What is expected = Nothing may be dropped or altered: reproduce all the data.

Data to use =
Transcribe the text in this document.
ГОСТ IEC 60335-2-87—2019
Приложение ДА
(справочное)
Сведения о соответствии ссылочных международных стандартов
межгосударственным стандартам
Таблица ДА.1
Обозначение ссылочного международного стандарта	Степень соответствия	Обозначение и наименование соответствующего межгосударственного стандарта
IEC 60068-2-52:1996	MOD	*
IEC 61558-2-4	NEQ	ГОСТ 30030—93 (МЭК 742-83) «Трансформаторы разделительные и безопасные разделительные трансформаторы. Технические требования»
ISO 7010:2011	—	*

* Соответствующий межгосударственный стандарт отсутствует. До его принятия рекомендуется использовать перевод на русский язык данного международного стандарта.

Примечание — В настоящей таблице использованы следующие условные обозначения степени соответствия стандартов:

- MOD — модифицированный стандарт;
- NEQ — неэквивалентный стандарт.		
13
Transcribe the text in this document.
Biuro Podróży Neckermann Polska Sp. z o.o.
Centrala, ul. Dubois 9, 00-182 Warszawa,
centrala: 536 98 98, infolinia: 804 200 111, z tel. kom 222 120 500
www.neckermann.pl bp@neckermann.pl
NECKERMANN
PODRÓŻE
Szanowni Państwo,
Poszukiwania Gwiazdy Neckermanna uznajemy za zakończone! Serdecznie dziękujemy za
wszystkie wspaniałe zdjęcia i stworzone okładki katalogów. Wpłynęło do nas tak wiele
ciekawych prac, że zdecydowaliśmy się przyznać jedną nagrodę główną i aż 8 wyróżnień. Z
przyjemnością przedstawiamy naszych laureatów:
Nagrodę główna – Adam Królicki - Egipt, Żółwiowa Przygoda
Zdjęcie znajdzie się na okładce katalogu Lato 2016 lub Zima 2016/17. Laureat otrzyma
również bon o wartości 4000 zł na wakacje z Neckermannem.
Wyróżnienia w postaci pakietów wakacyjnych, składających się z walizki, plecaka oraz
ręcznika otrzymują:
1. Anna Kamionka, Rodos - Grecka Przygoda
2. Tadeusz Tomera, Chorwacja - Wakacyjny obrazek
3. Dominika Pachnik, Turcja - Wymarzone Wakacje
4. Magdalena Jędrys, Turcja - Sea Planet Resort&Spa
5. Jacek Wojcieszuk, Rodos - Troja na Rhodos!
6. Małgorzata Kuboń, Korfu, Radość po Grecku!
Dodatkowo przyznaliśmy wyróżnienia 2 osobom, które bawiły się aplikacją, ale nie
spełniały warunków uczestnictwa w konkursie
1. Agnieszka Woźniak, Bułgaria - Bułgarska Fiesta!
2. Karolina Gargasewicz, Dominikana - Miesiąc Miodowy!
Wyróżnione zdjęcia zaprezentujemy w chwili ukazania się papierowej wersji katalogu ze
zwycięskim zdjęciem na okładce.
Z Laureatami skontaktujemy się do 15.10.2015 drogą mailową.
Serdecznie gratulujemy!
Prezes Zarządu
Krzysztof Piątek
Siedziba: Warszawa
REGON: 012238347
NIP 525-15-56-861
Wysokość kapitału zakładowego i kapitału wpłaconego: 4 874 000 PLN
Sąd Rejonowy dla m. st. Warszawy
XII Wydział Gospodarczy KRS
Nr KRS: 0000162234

Solution =
Transcribe the text in this document.
ГОСТ IEC 60335-2-87—2019
Приложение ДА
(справочное)
Сведения о соответствии ссылочных международных стандартов
межгосударственным стандартам
Таблица ДА.1
Обозначение ссылочного международного стандарта	Степень соответствия	Обозначение и наименование соответствующего межгосударственного стандарта
IEC 60068-2-52:1996	MOD	*
IEC 61558-2-4	NEQ	ГОСТ 30030—93 (МЭК 742-83) «Трансформаторы разделительные и безопасные разделительные трансформаторы. Технические требования»
ISO 7010:2011	—	*

* Соответствующий межгосударственный стандарт отсутствует. До его принятия рекомендуется использовать перевод на русский язык данного международного стандарта.

Примечание — В настоящей таблице использованы следующие условные обозначения степени соответствия стандартов:

- MOD — модифицированный стандарт;
- NEQ — неэквивалентный стандарт.		
13
Transcribe the text in this document.
Biuro Podróży Neckermann Polska Sp. z o.o.
Centrala, ul. Dubois 9, 00-182 Warszawa,
centrala: 536 98 98, infolinia: 804 200 111, z tel. kom 222 120 500
www.neckermann.pl bp@neckermann.pl
NECKERMANN
PODRÓŻE
Szanowni Państwo,
Poszukiwania Gwiazdy Neckermanna uznajemy za zakończone! Serdecznie dziękujemy za
wszystkie wspaniałe zdjęcia i stworzone okładki katalogów. Wpłynęło do nas tak wiele
ciekawych prac, że zdecydowaliśmy się przyznać jedną nagrodę główną i aż 8 wyróżnień. Z
przyjemnością przedstawiamy naszych laureatów:
Nagrodę główna – Adam Królicki - Egipt, Żółwiowa Przygoda
Zdjęcie znajdzie się na okładce katalogu Lato 2016 lub Zima 2016/17. Laureat otrzyma
również bon o wartości 4000 zł na wakacje z Neckermannem.
Wyróżnienia w postaci pakietów wakacyjnych, składających się z walizki, plecaka oraz
ręcznika otrzymują:
1. Anna Kamionka, Rodos - Grecka Przygoda
2. Tadeusz Tomera, Chorwacja - Wakacyjny obrazek
3. Dominika Pachnik, Turcja - Wymarzone Wakacje
4. Magdalena Jędrys, Turcja - Sea Planet Resort&Spa
5. Jacek Wojcieszuk, Rodos - Troja na Rhodos!
6. Małgorzata Kuboń, Korfu, Radość po Grecku!
Dodatkowo przyznaliśmy wyróżnienia 2 osobom, które bawiły się aplikacją, ale nie
spełniały warunków uczestnictwa w konkursie
1. Agnieszka Woźniak, Bułgaria - Bułgarska Fiesta!
2. Karolina Gargasewicz, Dominikana - Miesiąc Miodowy!
Wyróżnione zdjęcia zaprezentujemy w chwili ukazania się papierowej wersji katalogu ze
zwycięskim zdjęciem na okładce.
Z Laureatami skontaktujemy się do 15.10.2015 drogą mailową.
Serdecznie gratulujemy!
Prezes Zarządu
Krzysztof Piątek
Siedziba: Warszawa
REGON: 012238347
NIP 525-15-56-861
Wysokość kapitału zakładowego i kapitału wpłaconego: 4 874 000 PLN
Sąd Rejonowy dla m. st. Warszawy
XII Wydział Gospodarczy KRS
Nr KRS: 0000162234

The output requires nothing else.